:: PROBLEM TO WORK ON ::
Reproduce every line in the listing that contains the word "hose".
-- START OF DATASET CONTENT --
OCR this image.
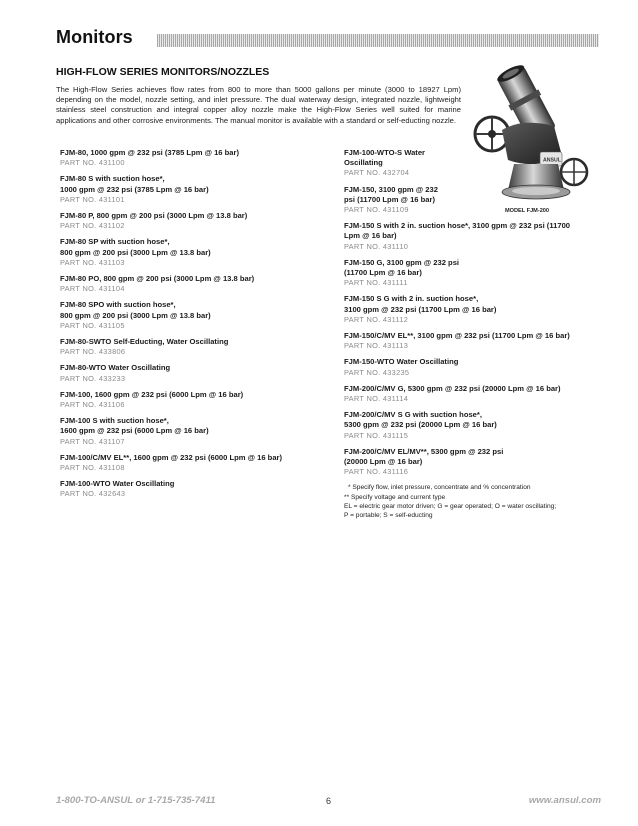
Monitors
HIGH-FLOW SERIES MONITORS/NOZZLES
The High-Flow Series achieves flow rates from 800 to more than 5000 gallons per minute (3000 to 18927 Lpm) depending on the model, nozzle setting, and inlet pressure. The dual waterway design, integrated nozzle, lightweight stainless steel construction and integral copper alloy nozzle make the High-Flow Series well suited for marine applications and other corrosive environments. The manual monitor is available with a standard or self-educting nozzle.
ANSUL
MODEL FJM-200
FJM-80, 1000 gpm @ 232 psi (3785 Lpm @ 16 bar)
PART NO. 431100
FJM-80 S with suction hose*,
1000 gpm @ 232 psi (3785 Lpm @ 16 bar)
PART NO. 431101
FJM-80 P, 800 gpm @ 200 psi (3000 Lpm @ 13.8 bar)
PART NO. 431102
FJM-80 SP with suction hose*,
800 gpm @ 200 psi (3000 Lpm @ 13.8 bar)
PART NO. 431103
FJM-80 PO, 800 gpm @ 200 psi (3000 Lpm @ 13.8 bar)
PART NO. 431104
FJM-80 SPO with suction hose*,
800 gpm @ 200 psi (3000 Lpm @ 13.8 bar)
PART NO. 431105
FJM-80-SWTO Self-Educting, Water Oscillating
PART NO. 433806
FJM-80-WTO Water Oscillating
PART NO. 433233
FJM-100, 1600 gpm @ 232 psi (6000 Lpm @ 16 bar)
PART NO. 431106
FJM-100 S with suction hose*,
1600 gpm @ 232 psi (6000 Lpm @ 16 bar)
PART NO. 431107
FJM-100/C/MV EL**, 1600 gpm @ 232 psi (6000 Lpm @ 16 bar)
PART NO. 431108
FJM-100-WTO Water Oscillating
PART NO. 432643
FJM-100-WTO-S Water
Oscillating
PART NO. 432704
FJM-150, 3100 gpm @ 232
psi (11700 Lpm @ 16 bar)
PART NO. 431109
FJM-150 S with 2 in. suction hose*, 3100 gpm @ 232 psi (11700
Lpm @ 16 bar)
PART NO. 431110
FJM-150 G, 3100 gpm @ 232 psi
(11700 Lpm @ 16 bar)
PART NO. 431111
FJM-150 S G with 2 in. suction hose*,
3100 gpm @ 232 psi (11700 Lpm @ 16 bar)
PART NO. 431112
FJM-150/C/MV EL**, 3100 gpm @ 232 psi (11700 Lpm @ 16 bar)
PART NO. 431113
FJM-150-WTO Water Oscillating
PART NO. 433235
FJM-200/C/MV G, 5300 gpm @ 232 psi (20000 Lpm @ 16 bar)
PART NO. 431114
FJM-200/C/MV S G with suction hose*,
5300 gpm @ 232 psi (20000 Lpm @ 16 bar)
PART NO. 431115
FJM-200/C/MV EL/MV**, 5300 gpm @ 232 psi
(20000 Lpm @ 16 bar)
PART NO. 431116
* Specify flow, inlet pressure, concentrate and % concentration
** Specify voltage and current type
EL = electric gear motor driven; G = gear operated; O = water oscillating;
P = portable; S = self-educting
1-800-TO-ANSUL or 1-715-735-7411	6	www.ansul.com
-- END OF DATASET CONTENT --
:: RESPONSE ::
FJM-80 S with suction hose*,
FJM-80 SP with suction hose*,
FJM-80 SPO with suction hose*,
FJM-100 S with suction hose*,
FJM-150 S with 2 in. suction hose*, 3100 gpm @ 232 psi (11700
FJM-150 S G with 2 in. suction hose*,
FJM-200/C/MV S G with suction hose*,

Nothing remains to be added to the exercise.